**What you have to do:** Entries follow. Set all of them down as they stand.

**Source records:**
-- START --
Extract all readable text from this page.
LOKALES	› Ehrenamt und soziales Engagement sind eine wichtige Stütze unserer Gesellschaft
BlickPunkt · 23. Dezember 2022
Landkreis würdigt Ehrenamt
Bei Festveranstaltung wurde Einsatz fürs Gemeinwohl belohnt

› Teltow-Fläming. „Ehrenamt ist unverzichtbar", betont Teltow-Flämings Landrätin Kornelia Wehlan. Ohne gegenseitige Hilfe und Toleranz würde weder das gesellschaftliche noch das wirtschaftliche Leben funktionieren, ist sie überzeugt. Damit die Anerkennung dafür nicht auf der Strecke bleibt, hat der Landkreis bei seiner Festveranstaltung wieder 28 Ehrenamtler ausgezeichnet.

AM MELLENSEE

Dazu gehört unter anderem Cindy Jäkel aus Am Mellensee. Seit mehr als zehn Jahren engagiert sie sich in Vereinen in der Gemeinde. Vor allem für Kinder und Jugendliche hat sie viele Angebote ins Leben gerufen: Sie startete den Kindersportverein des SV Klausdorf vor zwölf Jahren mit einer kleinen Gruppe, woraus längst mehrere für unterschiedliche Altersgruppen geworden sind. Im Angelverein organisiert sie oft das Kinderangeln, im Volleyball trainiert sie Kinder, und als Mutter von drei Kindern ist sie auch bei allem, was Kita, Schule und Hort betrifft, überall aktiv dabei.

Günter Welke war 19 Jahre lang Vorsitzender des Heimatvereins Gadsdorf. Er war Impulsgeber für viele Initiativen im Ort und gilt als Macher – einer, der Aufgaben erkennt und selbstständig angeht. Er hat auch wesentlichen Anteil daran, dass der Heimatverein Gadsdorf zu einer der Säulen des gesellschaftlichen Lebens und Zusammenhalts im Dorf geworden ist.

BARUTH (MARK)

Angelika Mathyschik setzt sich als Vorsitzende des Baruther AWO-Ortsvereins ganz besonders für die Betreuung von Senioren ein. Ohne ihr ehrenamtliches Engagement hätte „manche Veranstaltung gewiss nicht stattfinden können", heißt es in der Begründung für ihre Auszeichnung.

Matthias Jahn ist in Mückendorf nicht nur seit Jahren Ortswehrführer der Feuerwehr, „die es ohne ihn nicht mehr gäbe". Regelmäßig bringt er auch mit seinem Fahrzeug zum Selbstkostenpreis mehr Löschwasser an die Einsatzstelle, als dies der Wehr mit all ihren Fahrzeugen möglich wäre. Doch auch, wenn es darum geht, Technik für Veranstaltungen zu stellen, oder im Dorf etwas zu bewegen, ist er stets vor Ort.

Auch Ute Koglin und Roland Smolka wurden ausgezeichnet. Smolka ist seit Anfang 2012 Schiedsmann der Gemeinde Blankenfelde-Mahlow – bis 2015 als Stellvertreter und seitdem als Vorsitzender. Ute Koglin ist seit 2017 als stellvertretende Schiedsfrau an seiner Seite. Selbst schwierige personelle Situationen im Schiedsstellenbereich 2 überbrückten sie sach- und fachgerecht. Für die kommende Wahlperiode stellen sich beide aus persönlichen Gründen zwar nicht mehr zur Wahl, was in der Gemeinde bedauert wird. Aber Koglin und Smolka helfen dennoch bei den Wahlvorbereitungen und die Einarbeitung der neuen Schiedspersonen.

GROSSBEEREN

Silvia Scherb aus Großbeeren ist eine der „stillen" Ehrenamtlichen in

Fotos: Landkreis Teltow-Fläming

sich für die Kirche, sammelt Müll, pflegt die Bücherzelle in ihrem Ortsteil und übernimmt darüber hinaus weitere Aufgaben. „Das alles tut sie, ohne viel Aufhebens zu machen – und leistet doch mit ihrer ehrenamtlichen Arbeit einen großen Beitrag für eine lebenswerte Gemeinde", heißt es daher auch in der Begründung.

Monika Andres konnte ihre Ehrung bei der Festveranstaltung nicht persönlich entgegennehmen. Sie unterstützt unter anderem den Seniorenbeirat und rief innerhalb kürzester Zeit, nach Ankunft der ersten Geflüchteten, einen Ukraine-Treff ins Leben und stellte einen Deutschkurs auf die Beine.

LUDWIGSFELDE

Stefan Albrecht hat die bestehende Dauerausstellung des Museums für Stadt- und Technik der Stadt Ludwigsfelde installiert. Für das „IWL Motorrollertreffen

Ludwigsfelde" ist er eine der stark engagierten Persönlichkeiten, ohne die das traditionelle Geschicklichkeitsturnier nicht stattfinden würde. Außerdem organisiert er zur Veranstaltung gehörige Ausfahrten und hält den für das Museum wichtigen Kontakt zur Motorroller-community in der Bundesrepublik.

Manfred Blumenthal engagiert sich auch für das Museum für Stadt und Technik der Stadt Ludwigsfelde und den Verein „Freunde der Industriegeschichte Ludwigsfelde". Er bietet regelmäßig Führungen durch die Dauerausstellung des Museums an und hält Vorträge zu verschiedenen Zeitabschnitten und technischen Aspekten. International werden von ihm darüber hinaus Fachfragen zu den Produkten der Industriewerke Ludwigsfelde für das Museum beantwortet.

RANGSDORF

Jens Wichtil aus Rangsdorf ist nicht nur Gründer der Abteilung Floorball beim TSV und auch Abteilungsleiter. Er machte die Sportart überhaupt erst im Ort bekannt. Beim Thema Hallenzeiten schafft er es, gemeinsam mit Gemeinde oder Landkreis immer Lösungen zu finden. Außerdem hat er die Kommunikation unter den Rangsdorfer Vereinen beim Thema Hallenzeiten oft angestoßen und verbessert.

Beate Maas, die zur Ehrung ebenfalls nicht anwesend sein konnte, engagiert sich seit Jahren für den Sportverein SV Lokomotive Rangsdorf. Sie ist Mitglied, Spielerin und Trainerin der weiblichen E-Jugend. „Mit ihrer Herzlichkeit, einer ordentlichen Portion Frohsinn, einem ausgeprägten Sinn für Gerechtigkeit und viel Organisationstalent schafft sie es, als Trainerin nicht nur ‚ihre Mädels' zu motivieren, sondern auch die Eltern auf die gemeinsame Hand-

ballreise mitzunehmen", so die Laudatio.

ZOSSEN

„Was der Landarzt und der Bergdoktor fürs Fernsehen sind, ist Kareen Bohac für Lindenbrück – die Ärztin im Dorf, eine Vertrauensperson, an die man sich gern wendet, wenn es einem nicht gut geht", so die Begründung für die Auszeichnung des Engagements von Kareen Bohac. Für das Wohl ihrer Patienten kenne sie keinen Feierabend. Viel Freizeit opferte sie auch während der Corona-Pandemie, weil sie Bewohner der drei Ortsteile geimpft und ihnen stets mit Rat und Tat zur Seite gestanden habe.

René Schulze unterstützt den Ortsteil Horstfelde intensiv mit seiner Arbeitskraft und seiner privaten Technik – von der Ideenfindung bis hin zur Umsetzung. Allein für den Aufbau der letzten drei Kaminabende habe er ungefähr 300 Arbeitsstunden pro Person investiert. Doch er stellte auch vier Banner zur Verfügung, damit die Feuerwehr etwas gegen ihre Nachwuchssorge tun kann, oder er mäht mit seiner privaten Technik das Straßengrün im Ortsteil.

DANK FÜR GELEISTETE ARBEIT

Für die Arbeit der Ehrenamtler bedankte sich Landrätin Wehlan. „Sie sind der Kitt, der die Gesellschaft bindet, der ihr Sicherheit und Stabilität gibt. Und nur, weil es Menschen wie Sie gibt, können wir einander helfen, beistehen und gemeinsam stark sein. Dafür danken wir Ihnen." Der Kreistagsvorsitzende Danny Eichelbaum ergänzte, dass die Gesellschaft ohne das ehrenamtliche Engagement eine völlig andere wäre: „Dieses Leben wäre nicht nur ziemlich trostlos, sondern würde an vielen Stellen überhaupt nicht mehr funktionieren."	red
-- END --
**Answer to this exercise:**
Extract all readable text from this page.
LOKALES	› Ehrenamt und soziales Engagement sind eine wichtige Stütze unserer Gesellschaft
BlickPunkt · 23. Dezember 2022
Landkreis würdigt Ehrenamt
Bei Festveranstaltung wurde Einsatz fürs Gemeinwohl belohnt

› Teltow-Fläming. „Ehrenamt ist unverzichtbar", betont Teltow-Flämings Landrätin Kornelia Wehlan. Ohne gegenseitige Hilfe und Toleranz würde weder das gesellschaftliche noch das wirtschaftliche Leben funktionieren, ist sie überzeugt. Damit die Anerkennung dafür nicht auf der Strecke bleibt, hat der Landkreis bei seiner Festveranstaltung wieder 28 Ehrenamtler ausgezeichnet.

AM MELLENSEE

Dazu gehört unter anderem Cindy Jäkel aus Am Mellensee. Seit mehr als zehn Jahren engagiert sie sich in Vereinen in der Gemeinde. Vor allem für Kinder und Jugendliche hat sie viele Angebote ins Leben gerufen: Sie startete den Kindersportverein des SV Klausdorf vor zwölf Jahren mit einer kleinen Gruppe, woraus längst mehrere für unterschiedliche Altersgruppen geworden sind. Im Angelverein organisiert sie oft das Kinderangeln, im Volleyball trainiert sie Kinder, und als Mutter von drei Kindern ist sie auch bei allem, was Kita, Schule und Hort betrifft, überall aktiv dabei.

Günter Welke war 19 Jahre lang Vorsitzender des Heimatvereins Gadsdorf. Er war Impulsgeber für viele Initiativen im Ort und gilt als Macher – einer, der Aufgaben erkennt und selbstständig angeht. Er hat auch wesentlichen Anteil daran, dass der Heimatverein Gadsdorf zu einer der Säulen des gesellschaftlichen Lebens und Zusammenhalts im Dorf geworden ist.

BARUTH (MARK)

Angelika Mathyschik setzt sich als Vorsitzende des Baruther AWO-Ortsvereins ganz besonders für die Betreuung von Senioren ein. Ohne ihr ehrenamtliches Engagement hätte „manche Veranstaltung gewiss nicht stattfinden können", heißt es in der Begründung für ihre Auszeichnung.

Matthias Jahn ist in Mückendorf nicht nur seit Jahren Ortswehrführer der Feuerwehr, „die es ohne ihn nicht mehr gäbe". Regelmäßig bringt er auch mit seinem Fahrzeug zum Selbstkostenpreis mehr Löschwasser an die Einsatzstelle, als dies der Wehr mit all ihren Fahrzeugen möglich wäre. Doch auch, wenn es darum geht, Technik für Veranstaltungen zu stellen, oder im Dorf etwas zu bewegen, ist er stets vor Ort.

Auch Ute Koglin und Roland Smolka wurden ausgezeichnet. Smolka ist seit Anfang 2012 Schiedsmann der Gemeinde Blankenfelde-Mahlow – bis 2015 als Stellvertreter und seitdem als Vorsitzender. Ute Koglin ist seit 2017 als stellvertretende Schiedsfrau an seiner Seite. Selbst schwierige personelle Situationen im Schiedsstellenbereich 2 überbrückten sie sach- und fachgerecht. Für die kommende Wahlperiode stellen sich beide aus persönlichen Gründen zwar nicht mehr zur Wahl, was in der Gemeinde bedauert wird. Aber Koglin und Smolka helfen dennoch bei den Wahlvorbereitungen und die Einarbeitung der neuen Schiedspersonen.

GROSSBEEREN

Silvia Scherb aus Großbeeren ist eine der „stillen" Ehrenamtlichen in

Fotos: Landkreis Teltow-Fläming

sich für die Kirche, sammelt Müll, pflegt die Bücherzelle in ihrem Ortsteil und übernimmt darüber hinaus weitere Aufgaben. „Das alles tut sie, ohne viel Aufhebens zu machen – und leistet doch mit ihrer ehrenamtlichen Arbeit einen großen Beitrag für eine lebenswerte Gemeinde", heißt es daher auch in der Begründung.

Monika Andres konnte ihre Ehrung bei der Festveranstaltung nicht persönlich entgegennehmen. Sie unterstützt unter anderem den Seniorenbeirat und rief innerhalb kürzester Zeit, nach Ankunft der ersten Geflüchteten, einen Ukraine-Treff ins Leben und stellte einen Deutschkurs auf die Beine.

LUDWIGSFELDE

Stefan Albrecht hat die bestehende Dauerausstellung des Museums für Stadt- und Technik der Stadt Ludwigsfelde installiert. Für das „IWL Motorrollertreffen

Ludwigsfelde" ist er eine der stark engagierten Persönlichkeiten, ohne die das traditionelle Geschicklichkeitsturnier nicht stattfinden würde. Außerdem organisiert er zur Veranstaltung gehörige Ausfahrten und hält den für das Museum wichtigen Kontakt zur Motorroller-community in der Bundesrepublik.

Manfred Blumenthal engagiert sich auch für das Museum für Stadt und Technik der Stadt Ludwigsfelde und den Verein „Freunde der Industriegeschichte Ludwigsfelde". Er bietet regelmäßig Führungen durch die Dauerausstellung des Museums an und hält Vorträge zu verschiedenen Zeitabschnitten und technischen Aspekten. International werden von ihm darüber hinaus Fachfragen zu den Produkten der Industriewerke Ludwigsfelde für das Museum beantwortet.

RANGSDORF

Jens Wichtil aus Rangsdorf ist nicht nur Gründer der Abteilung Floorball beim TSV und auch Abteilungsleiter. Er machte die Sportart überhaupt erst im Ort bekannt. Beim Thema Hallenzeiten schafft er es, gemeinsam mit Gemeinde oder Landkreis immer Lösungen zu finden. Außerdem hat er die Kommunikation unter den Rangsdorfer Vereinen beim Thema Hallenzeiten oft angestoßen und verbessert.

Beate Maas, die zur Ehrung ebenfalls nicht anwesend sein konnte, engagiert sich seit Jahren für den Sportverein SV Lokomotive Rangsdorf. Sie ist Mitglied, Spielerin und Trainerin der weiblichen E-Jugend. „Mit ihrer Herzlichkeit, einer ordentlichen Portion Frohsinn, einem ausgeprägten Sinn für Gerechtigkeit und viel Organisationstalent schafft sie es, als Trainerin nicht nur ‚ihre Mädels' zu motivieren, sondern auch die Eltern auf die gemeinsame Hand-

ballreise mitzunehmen", so die Laudatio.

ZOSSEN

„Was der Landarzt und der Bergdoktor fürs Fernsehen sind, ist Kareen Bohac für Lindenbrück – die Ärztin im Dorf, eine Vertrauensperson, an die man sich gern wendet, wenn es einem nicht gut geht", so die Begründung für die Auszeichnung des Engagements von Kareen Bohac. Für das Wohl ihrer Patienten kenne sie keinen Feierabend. Viel Freizeit opferte sie auch während der Corona-Pandemie, weil sie Bewohner der drei Ortsteile geimpft und ihnen stets mit Rat und Tat zur Seite gestanden habe.

René Schulze unterstützt den Ortsteil Horstfelde intensiv mit seiner Arbeitskraft und seiner privaten Technik – von der Ideenfindung bis hin zur Umsetzung. Allein für den Aufbau der letzten drei Kaminabende habe er ungefähr 300 Arbeitsstunden pro Person investiert. Doch er stellte auch vier Banner zur Verfügung, damit die Feuerwehr etwas gegen ihre Nachwuchssorge tun kann, oder er mäht mit seiner privaten Technik das Straßengrün im Ortsteil.

DANK FÜR GELEISTETE ARBEIT

Für die Arbeit der Ehrenamtler bedankte sich Landrätin Wehlan. „Sie sind der Kitt, der die Gesellschaft bindet, der ihr Sicherheit und Stabilität gibt. Und nur, weil es Menschen wie Sie gibt, können wir einander helfen, beistehen und gemeinsam stark sein. Dafür danken wir Ihnen." Der Kreistagsvorsitzende Danny Eichelbaum ergänzte, dass die Gesellschaft ohne das ehrenamtliche Engagement eine völlig andere wäre: „Dieses Leben wäre nicht nur ziemlich trostlos, sondern würde an vielen Stellen überhaupt nicht mehr funktionieren."	red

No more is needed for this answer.